- 読解対象:
著者
廣田 泰 上野 恵理子 江口 真嗣 大杉 史彦 若園 博 柳 浩由紀 Beatrix Blume 阿瀬 善也
出版者
日本毒性学会
雑誌
日本トキシコロジー学会学術年会 第34回日本トキシコロジー学会学術年会
巻号頁・発行日
pp.5016, 2007 (Released:2007-06-23)

化合物Aのラットを用いた胚・胎児発生への影響に関する試験では,無眼球,小耳,上下顎の形態異常といった頭部顔面に特徴的な変化が異常胎児の多くに認められ,このほか曲尾や短尾といった尾の異常も認められた.これらの表現形はレチノイン酸の催奇形性と類似している点が多いことから,化合物Aの毒性ターゲット(主薬効とは異なるoff-targetへの作用)として,核内受容体・レチノイン酸レセプター(RAR)に対する作用が考えられた.そこでRARα,β,γを含め26種類のヒト核内受容体に対する作動性をレポーターアッセイにて検討した.その結果,化合物AはヒトRARα,βおよびγに対して弱いながらもアゴニスト活性を有しており,そのEC50値は1.5~5μg/mL(終濃度)であった.RAR以外に催奇形性に繋がり得る核内受容体への作用は認められなかった.また,ラットのRARに対する作用も検討したところ,ヒトRARと同様にアゴニスト活性を有していた.さらに,妊娠ラットに化合物Aの催奇形性発現用量を投与し胎児の血漿中濃度を測定したところ,Cmaxは117μg/mL,AUCは1577μg・h/mLであった.レチノイン酸をラットやマウスに投与すると,小眼球,無眼球,耳介形態異常,上下顎の形態異常,口蓋裂,曲尾,短尾といった化合物Aの催奇形性と類似した催奇形性が認められることが知られている.これらのことから,化合物AではRARアゴニスト作用のEC50値(1.5~5μg/mL)をはるかに上回る濃度が持続的にラット胎児に暴露された結果,催奇形性が発揮されたものと推察された.

- 作業項目 1:
化合物Aの催奇形性に関する抄録について、次の問いに答えてください。
(a) レポーターアッセイで作動性を調べたヒト核内受容体は何種類か。
(b) ヒトRARα、β、γに対する化合物AのEC50値はいくらか。
(c) 妊娠ラットへの投与後に測定した胎児血漿中濃度のCmaxはいくらか。
- 作業項目 2: 化合物Aの催奇形性に関する抄録から、「化合物Aのラットを用いた胚・」から「発揮されたものと推察された.」までを、両端の語句も含めて正確に書き写してください。
- 作業項目 3: 化合物Aの催奇形性に関する抄録で、「化合物Aのラットを用いた」で始まる段落を、主な事実を残したまま箇条書きにまとめてください。

データセットのレコード:
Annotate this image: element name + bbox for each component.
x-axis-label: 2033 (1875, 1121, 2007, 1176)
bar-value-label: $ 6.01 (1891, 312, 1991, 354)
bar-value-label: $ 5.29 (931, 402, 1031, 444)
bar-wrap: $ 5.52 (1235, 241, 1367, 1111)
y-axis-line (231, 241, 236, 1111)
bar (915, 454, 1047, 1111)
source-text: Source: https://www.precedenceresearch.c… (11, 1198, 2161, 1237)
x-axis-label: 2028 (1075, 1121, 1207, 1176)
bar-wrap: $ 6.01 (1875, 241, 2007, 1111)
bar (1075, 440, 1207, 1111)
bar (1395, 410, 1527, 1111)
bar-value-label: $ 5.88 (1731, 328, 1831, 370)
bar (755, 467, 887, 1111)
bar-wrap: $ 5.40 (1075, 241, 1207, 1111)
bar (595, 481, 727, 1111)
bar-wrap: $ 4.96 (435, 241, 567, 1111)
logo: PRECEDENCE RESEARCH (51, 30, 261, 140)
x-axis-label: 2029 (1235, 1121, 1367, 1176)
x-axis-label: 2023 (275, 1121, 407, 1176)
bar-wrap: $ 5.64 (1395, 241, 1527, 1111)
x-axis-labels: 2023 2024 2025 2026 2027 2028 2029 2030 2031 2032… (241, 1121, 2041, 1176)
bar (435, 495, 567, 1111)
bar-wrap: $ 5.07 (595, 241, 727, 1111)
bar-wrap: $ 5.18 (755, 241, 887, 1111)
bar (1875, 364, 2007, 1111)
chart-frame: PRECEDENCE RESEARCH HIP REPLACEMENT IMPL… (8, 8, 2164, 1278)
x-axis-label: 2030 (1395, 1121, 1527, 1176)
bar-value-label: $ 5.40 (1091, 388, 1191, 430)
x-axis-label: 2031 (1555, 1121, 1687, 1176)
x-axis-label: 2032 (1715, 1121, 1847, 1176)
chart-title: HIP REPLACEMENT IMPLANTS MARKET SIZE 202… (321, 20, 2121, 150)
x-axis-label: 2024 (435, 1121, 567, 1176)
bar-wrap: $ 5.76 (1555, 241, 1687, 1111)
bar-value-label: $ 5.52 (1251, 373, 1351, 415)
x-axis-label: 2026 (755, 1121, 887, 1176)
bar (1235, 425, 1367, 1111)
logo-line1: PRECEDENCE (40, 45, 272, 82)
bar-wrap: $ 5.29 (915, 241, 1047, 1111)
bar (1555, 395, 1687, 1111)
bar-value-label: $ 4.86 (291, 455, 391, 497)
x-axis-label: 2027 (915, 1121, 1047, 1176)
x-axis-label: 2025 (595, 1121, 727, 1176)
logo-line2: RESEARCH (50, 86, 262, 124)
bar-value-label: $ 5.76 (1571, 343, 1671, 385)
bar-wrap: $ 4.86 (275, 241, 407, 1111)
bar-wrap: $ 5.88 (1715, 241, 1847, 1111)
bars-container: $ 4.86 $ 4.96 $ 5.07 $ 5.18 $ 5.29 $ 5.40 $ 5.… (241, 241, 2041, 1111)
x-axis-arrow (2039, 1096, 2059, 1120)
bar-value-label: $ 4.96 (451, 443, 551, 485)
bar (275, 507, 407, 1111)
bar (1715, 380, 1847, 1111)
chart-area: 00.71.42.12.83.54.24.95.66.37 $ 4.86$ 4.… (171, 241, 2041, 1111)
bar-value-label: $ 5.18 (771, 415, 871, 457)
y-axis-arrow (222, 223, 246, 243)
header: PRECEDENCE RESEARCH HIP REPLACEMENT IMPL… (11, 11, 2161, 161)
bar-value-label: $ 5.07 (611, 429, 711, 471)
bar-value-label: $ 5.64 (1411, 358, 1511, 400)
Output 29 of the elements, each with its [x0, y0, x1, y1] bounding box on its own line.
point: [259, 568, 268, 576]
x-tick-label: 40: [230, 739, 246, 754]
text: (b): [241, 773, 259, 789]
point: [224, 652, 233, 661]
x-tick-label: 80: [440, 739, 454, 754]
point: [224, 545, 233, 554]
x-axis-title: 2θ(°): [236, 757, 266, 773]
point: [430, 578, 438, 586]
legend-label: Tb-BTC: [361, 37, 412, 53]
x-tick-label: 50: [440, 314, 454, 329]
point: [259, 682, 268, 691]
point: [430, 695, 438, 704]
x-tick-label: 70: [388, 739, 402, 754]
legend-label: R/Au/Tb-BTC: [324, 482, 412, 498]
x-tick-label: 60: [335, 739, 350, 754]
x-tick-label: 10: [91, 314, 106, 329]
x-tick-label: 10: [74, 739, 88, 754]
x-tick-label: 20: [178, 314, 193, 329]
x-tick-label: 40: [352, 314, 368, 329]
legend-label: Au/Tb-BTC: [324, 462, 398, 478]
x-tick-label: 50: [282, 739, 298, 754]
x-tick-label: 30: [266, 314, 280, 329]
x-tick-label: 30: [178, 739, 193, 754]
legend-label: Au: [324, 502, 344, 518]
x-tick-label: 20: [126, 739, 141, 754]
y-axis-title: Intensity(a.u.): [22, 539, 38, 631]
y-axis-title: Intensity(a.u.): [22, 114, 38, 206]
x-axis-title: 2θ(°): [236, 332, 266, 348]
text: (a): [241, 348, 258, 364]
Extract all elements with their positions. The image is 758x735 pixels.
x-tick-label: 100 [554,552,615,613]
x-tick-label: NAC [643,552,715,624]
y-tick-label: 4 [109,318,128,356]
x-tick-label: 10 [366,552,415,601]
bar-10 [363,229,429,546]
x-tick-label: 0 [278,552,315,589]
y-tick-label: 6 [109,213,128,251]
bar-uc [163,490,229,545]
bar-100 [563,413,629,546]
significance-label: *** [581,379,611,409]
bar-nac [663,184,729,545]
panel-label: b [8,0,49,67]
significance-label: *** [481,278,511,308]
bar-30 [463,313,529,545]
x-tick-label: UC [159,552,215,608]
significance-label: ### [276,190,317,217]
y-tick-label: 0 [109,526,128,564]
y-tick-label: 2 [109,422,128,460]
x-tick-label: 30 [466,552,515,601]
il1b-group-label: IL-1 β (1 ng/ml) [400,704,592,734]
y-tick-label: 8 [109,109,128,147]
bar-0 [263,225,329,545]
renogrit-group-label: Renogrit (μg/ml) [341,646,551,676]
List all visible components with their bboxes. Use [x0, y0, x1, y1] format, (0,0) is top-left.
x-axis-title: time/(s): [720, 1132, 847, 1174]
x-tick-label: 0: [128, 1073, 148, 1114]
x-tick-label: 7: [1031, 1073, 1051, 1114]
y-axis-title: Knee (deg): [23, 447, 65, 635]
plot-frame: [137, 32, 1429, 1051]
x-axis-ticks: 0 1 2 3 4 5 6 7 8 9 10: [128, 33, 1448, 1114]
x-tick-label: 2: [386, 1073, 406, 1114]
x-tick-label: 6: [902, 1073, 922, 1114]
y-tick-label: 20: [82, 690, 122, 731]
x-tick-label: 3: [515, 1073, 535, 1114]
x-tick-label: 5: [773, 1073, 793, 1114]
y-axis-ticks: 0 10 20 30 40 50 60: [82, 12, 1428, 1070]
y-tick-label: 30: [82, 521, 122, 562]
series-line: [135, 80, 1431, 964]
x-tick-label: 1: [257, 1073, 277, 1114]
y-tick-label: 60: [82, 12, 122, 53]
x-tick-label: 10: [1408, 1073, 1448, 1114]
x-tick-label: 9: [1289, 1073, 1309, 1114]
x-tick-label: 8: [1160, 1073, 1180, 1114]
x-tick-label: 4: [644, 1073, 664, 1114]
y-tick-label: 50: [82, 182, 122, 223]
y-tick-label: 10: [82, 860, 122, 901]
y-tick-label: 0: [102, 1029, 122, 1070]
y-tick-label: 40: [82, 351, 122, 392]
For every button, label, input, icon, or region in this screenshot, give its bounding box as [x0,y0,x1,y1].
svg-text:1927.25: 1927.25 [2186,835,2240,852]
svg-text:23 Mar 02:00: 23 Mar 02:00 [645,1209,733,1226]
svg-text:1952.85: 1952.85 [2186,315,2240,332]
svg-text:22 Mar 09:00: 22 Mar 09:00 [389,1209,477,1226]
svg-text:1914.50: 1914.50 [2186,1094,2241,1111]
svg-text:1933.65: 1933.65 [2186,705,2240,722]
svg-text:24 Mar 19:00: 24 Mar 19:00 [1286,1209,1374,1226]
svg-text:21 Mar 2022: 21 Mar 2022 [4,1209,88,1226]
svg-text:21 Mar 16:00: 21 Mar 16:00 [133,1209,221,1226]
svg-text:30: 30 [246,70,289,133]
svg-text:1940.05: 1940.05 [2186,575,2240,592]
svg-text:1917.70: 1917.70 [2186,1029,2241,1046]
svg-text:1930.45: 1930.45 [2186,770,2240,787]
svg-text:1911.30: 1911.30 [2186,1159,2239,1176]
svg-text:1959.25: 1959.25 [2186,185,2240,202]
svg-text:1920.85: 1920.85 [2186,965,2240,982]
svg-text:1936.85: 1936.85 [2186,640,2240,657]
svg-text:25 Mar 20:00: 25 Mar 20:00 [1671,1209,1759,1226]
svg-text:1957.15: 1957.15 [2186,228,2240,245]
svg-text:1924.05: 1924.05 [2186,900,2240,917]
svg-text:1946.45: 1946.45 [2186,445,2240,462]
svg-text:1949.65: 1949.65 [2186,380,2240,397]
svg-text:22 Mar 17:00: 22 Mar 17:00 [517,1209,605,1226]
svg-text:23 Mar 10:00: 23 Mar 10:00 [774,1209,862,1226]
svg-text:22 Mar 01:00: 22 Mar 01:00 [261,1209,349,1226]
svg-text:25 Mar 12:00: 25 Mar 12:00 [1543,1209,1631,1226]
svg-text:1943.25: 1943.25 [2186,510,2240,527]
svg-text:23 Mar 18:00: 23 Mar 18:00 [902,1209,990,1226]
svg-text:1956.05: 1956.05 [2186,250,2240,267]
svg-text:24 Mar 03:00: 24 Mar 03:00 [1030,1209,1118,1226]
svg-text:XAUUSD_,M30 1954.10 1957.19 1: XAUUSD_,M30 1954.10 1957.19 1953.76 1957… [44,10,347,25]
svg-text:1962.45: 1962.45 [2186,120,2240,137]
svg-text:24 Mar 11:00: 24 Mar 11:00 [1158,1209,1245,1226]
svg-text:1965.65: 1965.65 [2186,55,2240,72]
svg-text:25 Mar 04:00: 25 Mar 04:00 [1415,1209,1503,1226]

- 解答 1:
(a) 26種類
(b) 1.5~5μg/mL(終濃度)
(c) 117μg/mL

- 解答 2:
化合物Aのラットを用いた胚・胎児発生への影響に関する試験では,無眼球,小耳,上下顎の形態異常といった頭部顔面に特徴的な変化が異常胎児の多くに認められ,このほか曲尾や短尾といった尾の異常も認められた.これらの表現形はレチノイン酸の催奇形性と類似している点が多いことから,化合物Aの毒性ターゲット(主薬効とは異なるoff-targetへの作用)として,核内受容体・レチノイン酸レセプター(RAR)に対する作用が考えられた.そこでRARα,β,γを含め26種類のヒト核内受容体に対する作動性をレポーターアッセイにて検討した.その結果,化合物AはヒトRARα,βおよびγに対して弱いながらもアゴニスト活性を有しており,そのEC50値は1.5~5μg/mL(終濃度)であった.RAR以外に催奇形性に繋がり得る核内受容体への作用は認められなかった.また,ラットのRARに対する作用も検討したところ,ヒトRARと同様にアゴニスト活性を有していた.さらに,妊娠ラットに化合物Aの催奇形性発現用量を投与し胎児の血漿中濃度を測定したところ,Cmaxは117μg/mL,AUCは1577μg・h/mLであった.レチノイン酸をラットやマウスに投与すると,小眼球,無眼球,耳介形態異常,上下顎の形態異常,口蓋裂,曲尾,短尾といった化合物Aの催奇形性と類似した催奇形性が認められることが知られている.これらのことから,化合物AではRARアゴニスト作用のEC50値(1.5~5μg/mL)をはるかに上回る濃度が持続的にラット胎児に暴露された結果,催奇形性が発揮されたものと推察された.

- 解答 3:
- ラットの胚・胎児発生試験で、無眼球、小耳、上下顎の形態異常などの頭部顔面の変化と、曲尾や短尾などの尾の異常が認められた。
- これらの表現形はレチノイン酸の催奇形性と類似点が多いことから、off-targetとしてレチノイン酸レセプター(RAR)への作用が考えられた。
- RARα、β、γを含む26種類のヒト核内受容体への作動性をレポーターアッセイで検討した。
- 化合物AはヒトRARα、β、γに弱いアゴニスト活性を示し、EC50値は1.5~5μg/mL(終濃度)であった。
- RAR以外に催奇形性に繋がり得る核内受容体への作用は認められなかった。
- ラットRARに対してもヒトRARと同様にアゴニスト活性を示した。
- 催奇形性発現用量を投与した妊娠ラットの胎児血漿中濃度は、Cmaxが117μg/mL、AUCが1577μg・h/mLであった。
- レチノイン酸をラットやマウスに投与すると、化合物Aと類似した催奇形性が認められることが知られている。
- 以上から、EC50値をはるかに上回る濃度が胎児に持続的に暴露された結果、催奇形性が発揮されたと推察された。